- _What the exercise asks_: Your task is to copy the listing exactly. Drop any pictures from the copy.

- _Raw records_:
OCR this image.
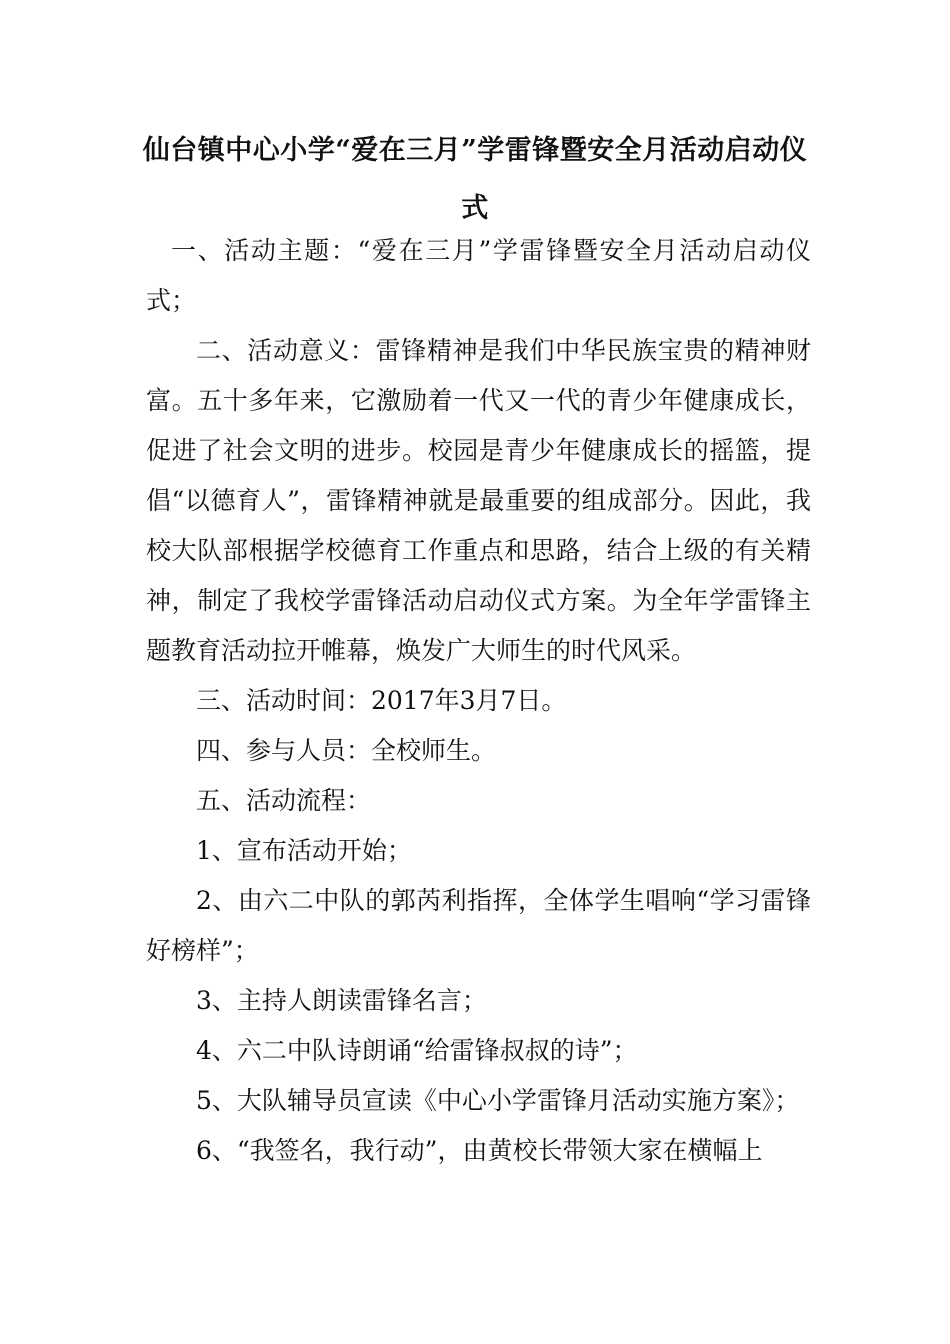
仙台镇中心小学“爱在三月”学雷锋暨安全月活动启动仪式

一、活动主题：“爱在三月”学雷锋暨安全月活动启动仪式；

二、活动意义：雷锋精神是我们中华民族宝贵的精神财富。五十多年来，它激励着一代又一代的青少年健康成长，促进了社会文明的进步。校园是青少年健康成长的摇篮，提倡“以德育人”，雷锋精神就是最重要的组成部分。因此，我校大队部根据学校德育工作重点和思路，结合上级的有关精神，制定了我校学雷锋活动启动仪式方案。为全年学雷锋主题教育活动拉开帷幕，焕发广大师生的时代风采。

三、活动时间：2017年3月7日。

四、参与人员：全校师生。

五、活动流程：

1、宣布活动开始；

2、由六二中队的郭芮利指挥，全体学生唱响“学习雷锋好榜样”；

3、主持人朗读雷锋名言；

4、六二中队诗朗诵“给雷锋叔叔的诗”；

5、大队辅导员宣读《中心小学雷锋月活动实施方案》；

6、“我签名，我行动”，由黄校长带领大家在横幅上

- _Solution to this task_:
OCR this image.
仙台镇中心小学“爱在三月”学雷锋暨安全月活动启动仪式

一、活动主题：“爱在三月”学雷锋暨安全月活动启动仪式；

二、活动意义：雷锋精神是我们中华民族宝贵的精神财富。五十多年来，它激励着一代又一代的青少年健康成长，促进了社会文明的进步。校园是青少年健康成长的摇篮，提倡“以德育人”，雷锋精神就是最重要的组成部分。因此，我校大队部根据学校德育工作重点和思路，结合上级的有关精神，制定了我校学雷锋活动启动仪式方案。为全年学雷锋主题教育活动拉开帷幕，焕发广大师生的时代风采。

三、活动时间：2017年3月7日。

四、参与人员：全校师生。

五、活动流程：

1、宣布活动开始；

2、由六二中队的郭芮利指挥，全体学生唱响“学习雷锋好榜样”；

3、主持人朗读雷锋名言；

4、六二中队诗朗诵“给雷锋叔叔的诗”；

5、大队辅导员宣读《中心小学雷锋月活动实施方案》；

6、“我签名，我行动”，由黄校长带领大家在横幅上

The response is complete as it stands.